| TASK ITEM |
For each entry, restate it word for word while omitting any image it holds.

Stored records

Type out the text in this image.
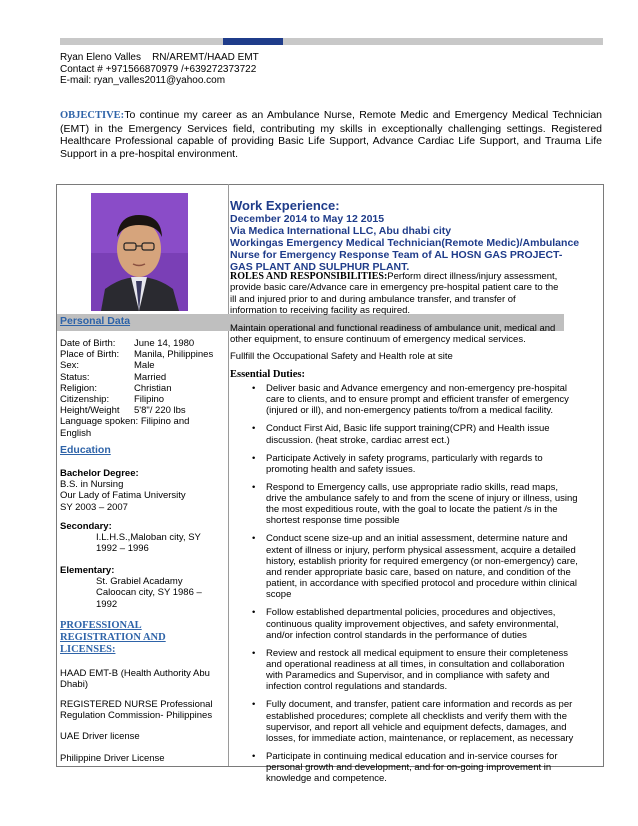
Ryan Eleno Valles    RN/AREMT/HAAD EMT
Contact # +971566870979 /+639272373722
E-mail: ryan_valles2011@yahoo.com
OBJECTIVE:To continue my career as an Ambulance Nurse, Remote Medic and Emergency Medical Technician (EMT) in the Emergency Services field, contributing my skills in exceptionally challenging settings. Registered Healthcare Professional capable of providing Basic Life Support, Advance Cardiac Life Support, and Trauma Life Support in a pre-hospital environment.
Personal Data
Date of Birth:	June 14, 1980
Place of Birth:	Manila, Philippines
Sex:	Male
Status:	Married
Religion:	Christian
Citizenship:	Filipino
Height/Weight	5'8"/ 220 lbs
Language spoken: Filipino and
English
Education
Bachelor Degree:
B.S. in Nursing
Our Lady of Fatima University
SY 2003 – 2007
Secondary:
I.L.H.S.,Maloban city, SY
1992 – 1996
Elementary:
St. Grabiel Acadamy
Caloocan city, SY 1986 –
1992
PROFESSIONAL
REGISTRATION AND
LICENSES:
HAAD EMT-B (Health Authority Abu
Dhabi)
REGISTERED NURSE Professional
Regulation Commission- Philippines
UAE Driver license
Philippine Driver License
Work Experience:
December 2014 to May 12 2015
Via Medica International LLC, Abu dhabi city
Workingas Emergency Medical Technician(Remote Medic)/Ambulance
Nurse for Emergency Response Team of AL HOSN GAS PROJECT-
GAS PLANT AND SULPHUR PLANT.
ROLES AND RESPONSIBILITIES:Perform direct illness/injury assessment, provide basic care/Advance care in emergency pre-hospital patient care to the ill and injured prior to and during ambulance transfer, and transfer of information to receiving facility as required.
Maintain operational and functional readiness of ambulance unit, medical and other equipment, to ensure continuum of emergency medical services.
Fullfill the Occupational Safety and Health role at site
Essential Duties:
• Deliver basic and Advance emergency and non-emergency pre-hospital care to clients, and to ensure prompt and efficient transfer of emergency (injured or ill), and non-emergency patients to/from a medical facility.
• Conduct First Aid, Basic life support training(CPR) and Health issue discussion. (heat stroke, cardiac arrest ect.)
• Participate Actively in safety programs, particularly with regards to promoting health and safety issues.
• Respond to Emergency calls, use appropriate radio skills, read maps, drive the ambulance safely to and from the scene of injury or illness, using the most expeditious route, with the goal to locate the patient /s in the shortest response time possible
• Conduct scene size-up and an initial assessment, determine nature and extent of illness or injury, perform physical assessment, acquire a detailed history, establish priority for required emergency (or non-emergency) care, and render appropriate basic care, based on nature, and condition of the patient, in accordance with specified protocol and procedure within clinical scope
• Follow established departmental policies, procedures and objectives, continuous quality improvement objectives, and safety environmental, and/or infection control standards in the performance of duties
• Review and restock all medical equipment to ensure their completeness and operational readiness at all times, in consultation and collaboration with Paramedics and Supervisor, and in compliance with safety and infection control regulations and standards.
• Fully document, and transfer, patient care information and records as per established procedures; complete all checklists and verify them with the supervisor, and report all vehicle and equipment defects, damages, and losses, for immediate action, maintenance, or replacement, as necessary
• Participate in continuing medical education and in-service courses for personal growth and development, and for on-going improvement in knowledge and competence.
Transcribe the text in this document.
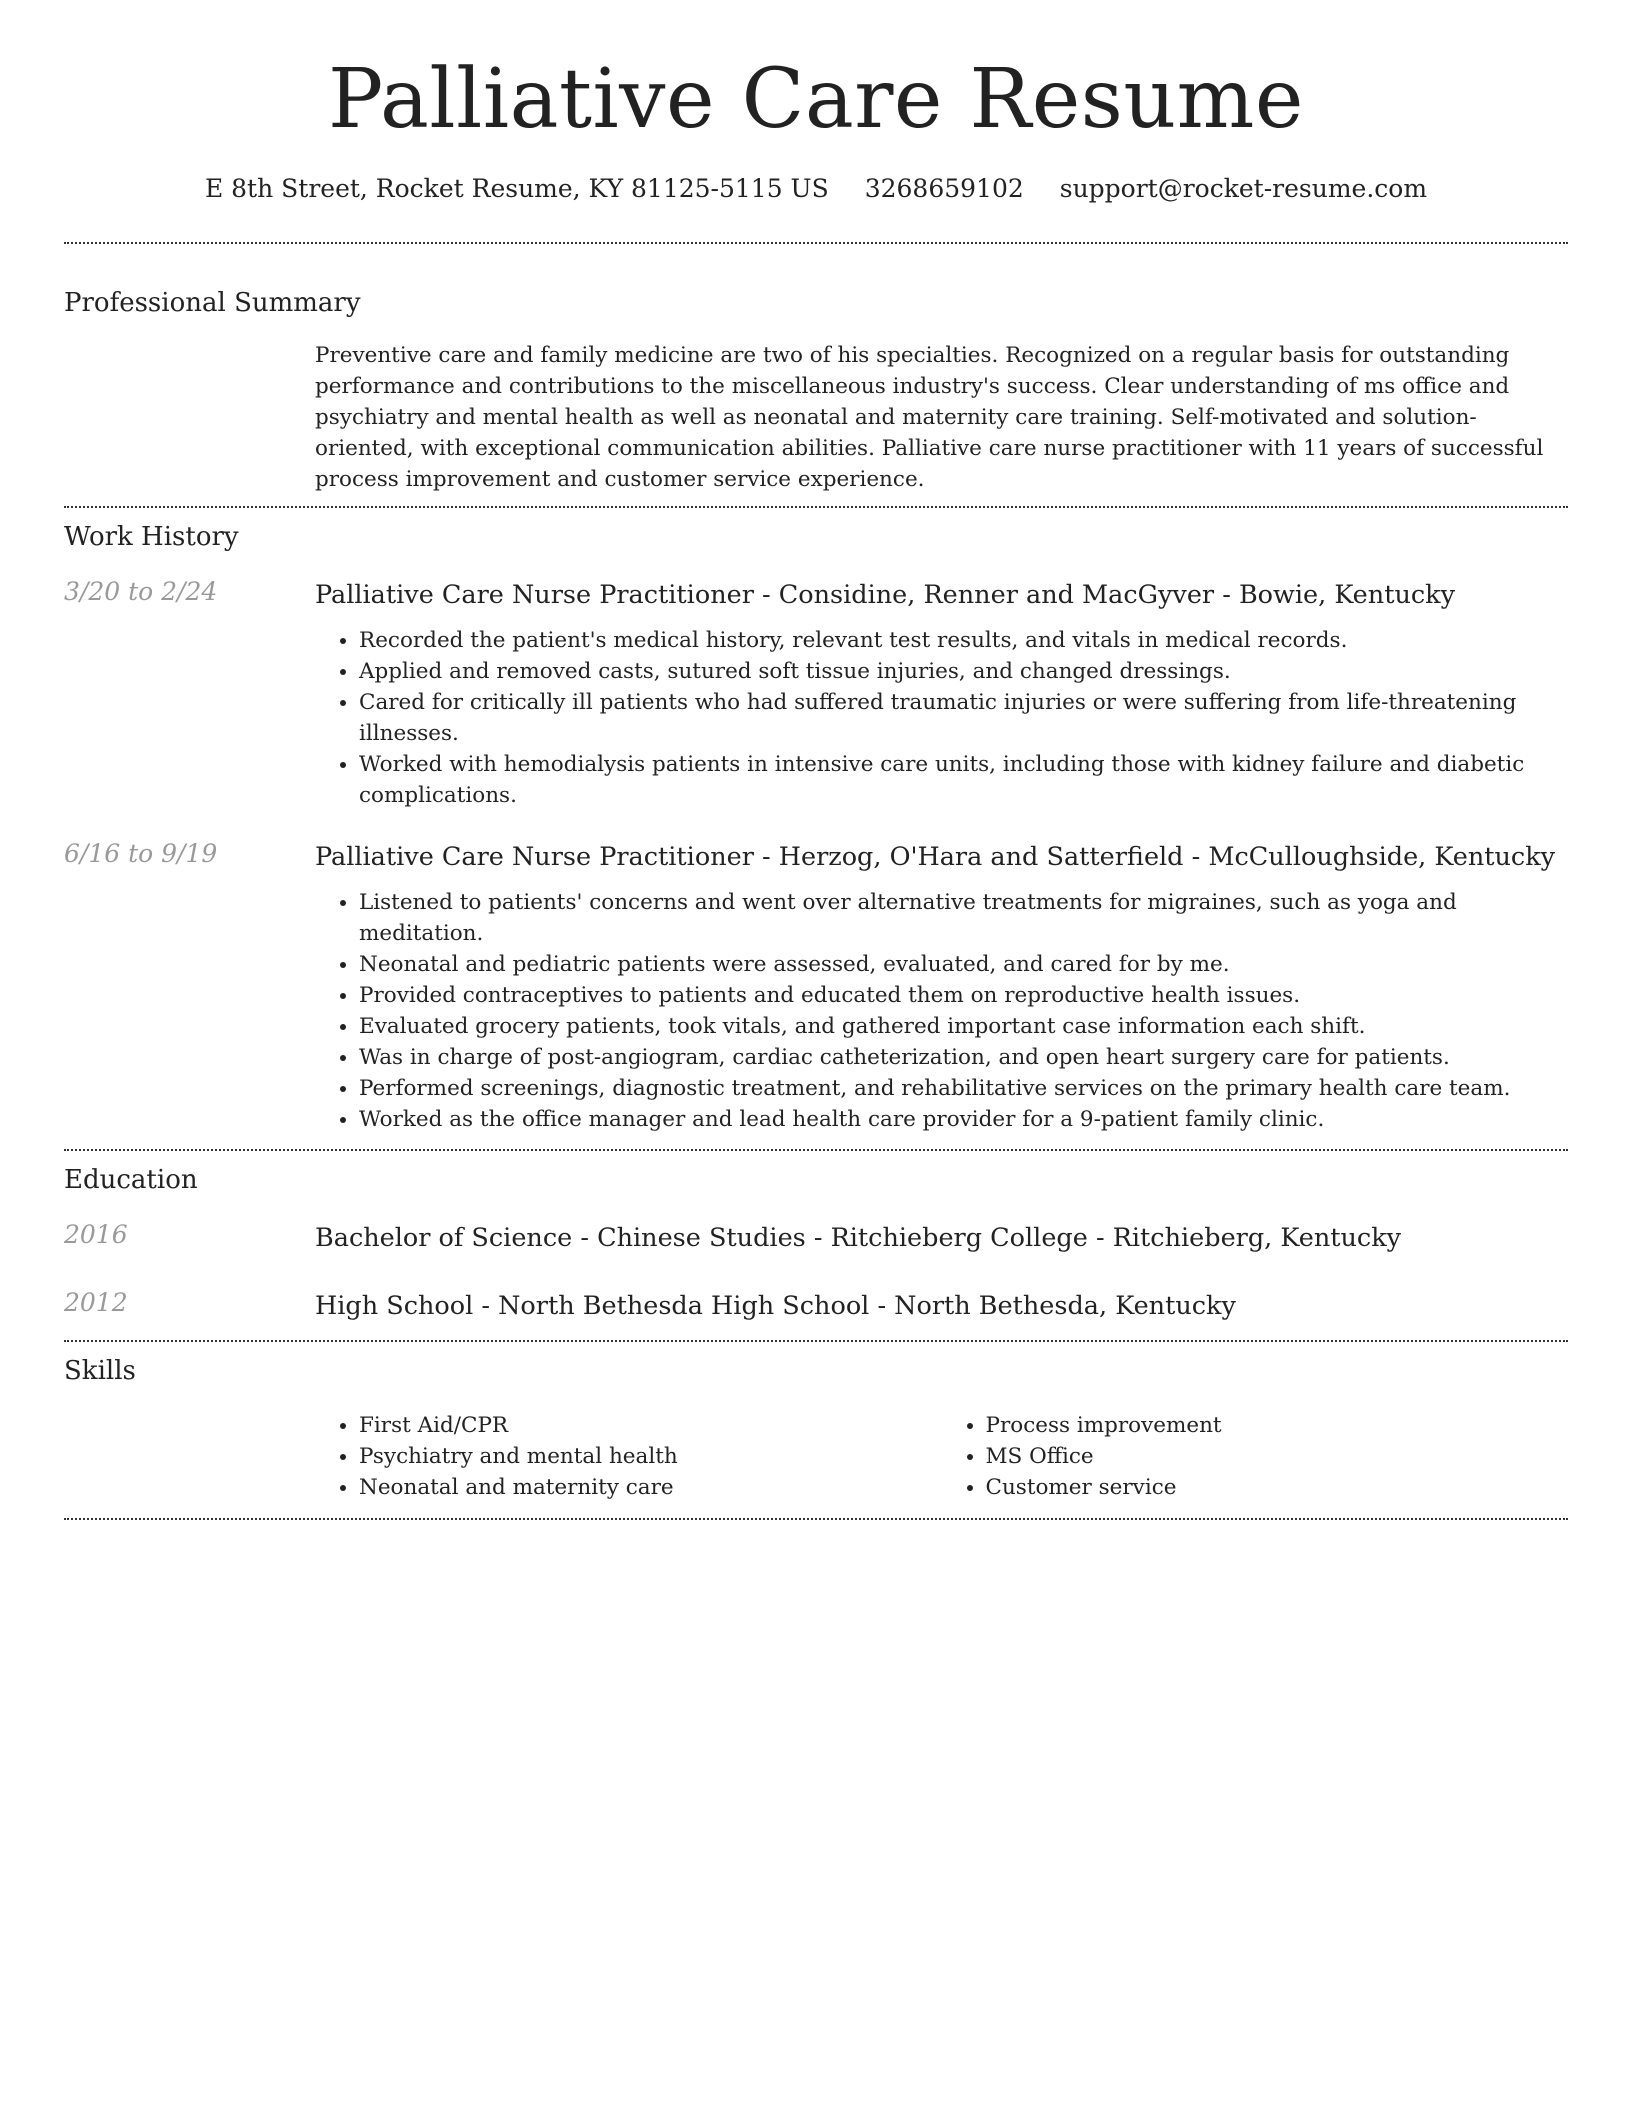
Palliative Care Resume
E 8th Street, Rocket Resume, KY 81125-5115 US 3268659102 support@rocket-resume.com
Professional Summary
Preventive care and family medicine are two of his specialties. Recognized on a regular basis for outstanding performance and contributions to the miscellaneous industry's success. Clear understanding of ms office and psychiatry and mental health as well as neonatal and maternity care training. Self-motivated and solution-oriented, with exceptional communication abilities. Palliative care nurse practitioner with 11 years of successful process improvement and customer service experience.
Work History
3/20 to 2/24	Palliative Care Nurse Practitioner - Considine, Renner and MacGyver - Bowie, Kentucky
• Recorded the patient's medical history, relevant test results, and vitals in medical records.
• Applied and removed casts, sutured soft tissue injuries, and changed dressings.
• Cared for critically ill patients who had suffered traumatic injuries or were suffering from life-threatening illnesses.
• Worked with hemodialysis patients in intensive care units, including those with kidney failure and diabetic complications.
6/16 to 9/19	Palliative Care Nurse Practitioner - Herzog, O'Hara and Satterfield - McCulloughside, Kentucky
• Listened to patients' concerns and went over alternative treatments for migraines, such as yoga and meditation.
• Neonatal and pediatric patients were assessed, evaluated, and cared for by me.
• Provided contraceptives to patients and educated them on reproductive health issues.
• Evaluated grocery patients, took vitals, and gathered important case information each shift.
• Was in charge of post-angiogram, cardiac catheterization, and open heart surgery care for patients.
• Performed screenings, diagnostic treatment, and rehabilitative services on the primary health care team.
• Worked as the office manager and lead health care provider for a 9-patient family clinic.
Education
2016	Bachelor of Science - Chinese Studies - Ritchieberg College - Ritchieberg, Kentucky
2012	High School - North Bethesda High School - North Bethesda, Kentucky
Skills
• First Aid/CPR
• Psychiatry and mental health
• Neonatal and maternity care
• Process improvement
• MS Office
• Customer service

| SOLUTION TO THE EXERCISE |
Type out the text in this image.
Ryan Eleno Valles    RN/AREMT/HAAD EMT
Contact # +971566870979 /+639272373722
E-mail: ryan_valles2011@yahoo.com
OBJECTIVE:To continue my career as an Ambulance Nurse, Remote Medic and Emergency Medical Technician (EMT) in the Emergency Services field, contributing my skills in exceptionally challenging settings. Registered Healthcare Professional capable of providing Basic Life Support, Advance Cardiac Life Support, and Trauma Life Support in a pre-hospital environment.
Personal Data
Date of Birth:	June 14, 1980
Place of Birth:	Manila, Philippines
Sex:	Male
Status:	Married
Religion:	Christian
Citizenship:	Filipino
Height/Weight	5'8"/ 220 lbs
Language spoken: Filipino and
English
Education
Bachelor Degree:
B.S. in Nursing
Our Lady of Fatima University
SY 2003 – 2007
Secondary:
I.L.H.S.,Maloban city, SY
1992 – 1996
Elementary:
St. Grabiel Acadamy
Caloocan city, SY 1986 –
1992
PROFESSIONAL
REGISTRATION AND
LICENSES:
HAAD EMT-B (Health Authority Abu
Dhabi)
REGISTERED NURSE Professional
Regulation Commission- Philippines
UAE Driver license
Philippine Driver License
Work Experience:
December 2014 to May 12 2015
Via Medica International LLC, Abu dhabi city
Workingas Emergency Medical Technician(Remote Medic)/Ambulance
Nurse for Emergency Response Team of AL HOSN GAS PROJECT-
GAS PLANT AND SULPHUR PLANT.
ROLES AND RESPONSIBILITIES:Perform direct illness/injury assessment, provide basic care/Advance care in emergency pre-hospital patient care to the ill and injured prior to and during ambulance transfer, and transfer of information to receiving facility as required.
Maintain operational and functional readiness of ambulance unit, medical and other equipment, to ensure continuum of emergency medical services.
Fullfill the Occupational Safety and Health role at site
Essential Duties:
• Deliver basic and Advance emergency and non-emergency pre-hospital care to clients, and to ensure prompt and efficient transfer of emergency (injured or ill), and non-emergency patients to/from a medical facility.
• Conduct First Aid, Basic life support training(CPR) and Health issue discussion. (heat stroke, cardiac arrest ect.)
• Participate Actively in safety programs, particularly with regards to promoting health and safety issues.
• Respond to Emergency calls, use appropriate radio skills, read maps, drive the ambulance safely to and from the scene of injury or illness, using the most expeditious route, with the goal to locate the patient /s in the shortest response time possible
• Conduct scene size-up and an initial assessment, determine nature and extent of illness or injury, perform physical assessment, acquire a detailed history, establish priority for required emergency (or non-emergency) care, and render appropriate basic care, based on nature, and condition of the patient, in accordance with specified protocol and procedure within clinical scope
• Follow established departmental policies, procedures and objectives, continuous quality improvement objectives, and safety environmental, and/or infection control standards in the performance of duties
• Review and restock all medical equipment to ensure their completeness and operational readiness at all times, in consultation and collaboration with Paramedics and Supervisor, and in compliance with safety and infection control regulations and standards.
• Fully document, and transfer, patient care information and records as per established procedures; complete all checklists and verify them with the supervisor, and report all vehicle and equipment defects, damages, and losses, for immediate action, maintenance, or replacement, as necessary
• Participate in continuing medical education and in-service courses for personal growth and development, and for on-going improvement in knowledge and competence.
Transcribe the text in this document.
Palliative Care Resume
E 8th Street, Rocket Resume, KY 81125-5115 US 3268659102 support@rocket-resume.com
Professional Summary
Preventive care and family medicine are two of his specialties. Recognized on a regular basis for outstanding performance and contributions to the miscellaneous industry's success. Clear understanding of ms office and psychiatry and mental health as well as neonatal and maternity care training. Self-motivated and solution-oriented, with exceptional communication abilities. Palliative care nurse practitioner with 11 years of successful process improvement and customer service experience.
Work History
3/20 to 2/24	Palliative Care Nurse Practitioner - Considine, Renner and MacGyver - Bowie, Kentucky
• Recorded the patient's medical history, relevant test results, and vitals in medical records.
• Applied and removed casts, sutured soft tissue injuries, and changed dressings.
• Cared for critically ill patients who had suffered traumatic injuries or were suffering from life-threatening illnesses.
• Worked with hemodialysis patients in intensive care units, including those with kidney failure and diabetic complications.
6/16 to 9/19	Palliative Care Nurse Practitioner - Herzog, O'Hara and Satterfield - McCulloughside, Kentucky
• Listened to patients' concerns and went over alternative treatments for migraines, such as yoga and meditation.
• Neonatal and pediatric patients were assessed, evaluated, and cared for by me.
• Provided contraceptives to patients and educated them on reproductive health issues.
• Evaluated grocery patients, took vitals, and gathered important case information each shift.
• Was in charge of post-angiogram, cardiac catheterization, and open heart surgery care for patients.
• Performed screenings, diagnostic treatment, and rehabilitative services on the primary health care team.
• Worked as the office manager and lead health care provider for a 9-patient family clinic.
Education
2016	Bachelor of Science - Chinese Studies - Ritchieberg College - Ritchieberg, Kentucky
2012	High School - North Bethesda High School - North Bethesda, Kentucky
Skills
• First Aid/CPR
• Psychiatry and mental health
• Neonatal and maternity care
• Process improvement
• MS Office
• Customer service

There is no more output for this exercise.